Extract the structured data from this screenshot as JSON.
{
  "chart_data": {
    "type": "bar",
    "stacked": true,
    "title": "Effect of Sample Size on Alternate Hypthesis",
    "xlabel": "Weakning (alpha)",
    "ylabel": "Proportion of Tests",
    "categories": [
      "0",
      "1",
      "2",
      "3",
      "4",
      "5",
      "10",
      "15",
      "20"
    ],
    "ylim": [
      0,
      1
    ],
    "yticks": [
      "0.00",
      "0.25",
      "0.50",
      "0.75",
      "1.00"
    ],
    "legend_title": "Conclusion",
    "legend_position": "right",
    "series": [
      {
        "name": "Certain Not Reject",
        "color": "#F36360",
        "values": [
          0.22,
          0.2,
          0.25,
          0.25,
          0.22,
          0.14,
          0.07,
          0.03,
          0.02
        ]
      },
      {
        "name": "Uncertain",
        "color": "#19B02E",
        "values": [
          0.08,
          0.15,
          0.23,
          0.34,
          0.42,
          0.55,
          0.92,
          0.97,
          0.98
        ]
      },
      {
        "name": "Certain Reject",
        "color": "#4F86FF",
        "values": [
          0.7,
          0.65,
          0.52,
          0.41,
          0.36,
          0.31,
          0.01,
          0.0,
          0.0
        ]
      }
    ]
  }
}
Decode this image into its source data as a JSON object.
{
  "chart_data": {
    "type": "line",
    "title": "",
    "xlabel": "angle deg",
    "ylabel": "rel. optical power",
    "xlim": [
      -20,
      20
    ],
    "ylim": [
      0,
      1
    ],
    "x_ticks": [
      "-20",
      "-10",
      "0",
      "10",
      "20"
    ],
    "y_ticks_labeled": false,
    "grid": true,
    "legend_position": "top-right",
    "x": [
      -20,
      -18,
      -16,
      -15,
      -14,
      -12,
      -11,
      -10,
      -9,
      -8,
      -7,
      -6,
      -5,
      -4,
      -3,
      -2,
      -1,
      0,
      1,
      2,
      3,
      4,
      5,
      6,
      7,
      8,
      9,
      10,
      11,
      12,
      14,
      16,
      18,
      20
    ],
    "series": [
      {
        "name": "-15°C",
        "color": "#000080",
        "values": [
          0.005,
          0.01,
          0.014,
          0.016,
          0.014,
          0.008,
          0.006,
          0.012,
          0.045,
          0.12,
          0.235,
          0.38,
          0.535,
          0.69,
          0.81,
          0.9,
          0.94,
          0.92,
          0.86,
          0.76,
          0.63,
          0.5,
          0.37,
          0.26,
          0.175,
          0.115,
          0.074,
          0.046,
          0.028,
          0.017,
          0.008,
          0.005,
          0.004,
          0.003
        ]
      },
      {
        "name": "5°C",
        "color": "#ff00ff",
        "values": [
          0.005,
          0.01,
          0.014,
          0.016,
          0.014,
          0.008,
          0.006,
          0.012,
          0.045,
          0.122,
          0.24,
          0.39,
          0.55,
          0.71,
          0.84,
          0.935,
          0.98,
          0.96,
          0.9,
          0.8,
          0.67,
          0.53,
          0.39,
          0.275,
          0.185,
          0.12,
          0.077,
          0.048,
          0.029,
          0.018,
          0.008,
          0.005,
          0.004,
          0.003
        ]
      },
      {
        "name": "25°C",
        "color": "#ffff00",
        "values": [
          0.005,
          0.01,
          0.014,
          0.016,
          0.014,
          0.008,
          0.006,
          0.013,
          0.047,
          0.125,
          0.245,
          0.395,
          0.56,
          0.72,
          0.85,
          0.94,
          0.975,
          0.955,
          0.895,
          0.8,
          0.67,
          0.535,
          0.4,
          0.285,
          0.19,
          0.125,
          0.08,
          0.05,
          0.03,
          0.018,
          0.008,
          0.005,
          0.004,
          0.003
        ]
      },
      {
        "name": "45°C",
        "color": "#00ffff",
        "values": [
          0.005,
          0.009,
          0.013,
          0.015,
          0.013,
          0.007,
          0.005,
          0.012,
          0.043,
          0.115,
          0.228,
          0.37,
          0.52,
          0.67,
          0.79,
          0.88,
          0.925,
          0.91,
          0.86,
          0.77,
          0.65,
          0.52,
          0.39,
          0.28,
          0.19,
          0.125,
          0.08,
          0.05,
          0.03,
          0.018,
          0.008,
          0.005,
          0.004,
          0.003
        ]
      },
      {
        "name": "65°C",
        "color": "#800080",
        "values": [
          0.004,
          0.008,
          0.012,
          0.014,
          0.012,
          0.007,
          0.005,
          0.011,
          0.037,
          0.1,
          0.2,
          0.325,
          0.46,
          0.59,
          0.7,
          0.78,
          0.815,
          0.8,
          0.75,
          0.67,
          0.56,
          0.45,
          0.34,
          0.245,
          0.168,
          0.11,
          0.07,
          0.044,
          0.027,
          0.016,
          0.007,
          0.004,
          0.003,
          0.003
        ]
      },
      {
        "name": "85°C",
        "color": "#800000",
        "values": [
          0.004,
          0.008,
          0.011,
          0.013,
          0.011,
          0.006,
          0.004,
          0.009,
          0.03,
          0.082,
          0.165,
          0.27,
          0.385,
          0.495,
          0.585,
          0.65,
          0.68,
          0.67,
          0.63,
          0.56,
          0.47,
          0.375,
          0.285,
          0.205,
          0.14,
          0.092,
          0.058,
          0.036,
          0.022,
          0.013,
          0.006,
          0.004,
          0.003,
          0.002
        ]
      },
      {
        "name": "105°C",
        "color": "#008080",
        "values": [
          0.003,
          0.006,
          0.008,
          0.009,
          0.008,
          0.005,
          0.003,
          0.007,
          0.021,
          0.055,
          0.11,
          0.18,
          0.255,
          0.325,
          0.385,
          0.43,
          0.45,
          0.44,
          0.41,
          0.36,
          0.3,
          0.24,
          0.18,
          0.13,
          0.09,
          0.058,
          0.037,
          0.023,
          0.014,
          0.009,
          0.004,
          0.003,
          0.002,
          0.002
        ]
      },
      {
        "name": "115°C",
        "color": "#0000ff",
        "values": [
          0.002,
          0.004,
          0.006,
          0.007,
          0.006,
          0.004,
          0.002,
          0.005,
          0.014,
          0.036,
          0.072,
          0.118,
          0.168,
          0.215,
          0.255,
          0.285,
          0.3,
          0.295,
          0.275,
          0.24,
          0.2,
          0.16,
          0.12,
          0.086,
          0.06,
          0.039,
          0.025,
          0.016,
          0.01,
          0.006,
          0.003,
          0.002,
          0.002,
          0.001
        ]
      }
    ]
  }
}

» **Problem statement**:
Copy each line of the listing that holds the word "name".

» **Task solution**:
        "name": "Certain Not Reject",
        "name": "Uncertain",
        "name": "Certain Reject",
        "name": "-15°C",
        "name": "5°C",
        "name": "25°C",
        "name": "45°C",
        "name": "65°C",
        "name": "85°C",
        "name": "105°C",
        "name": "115°C",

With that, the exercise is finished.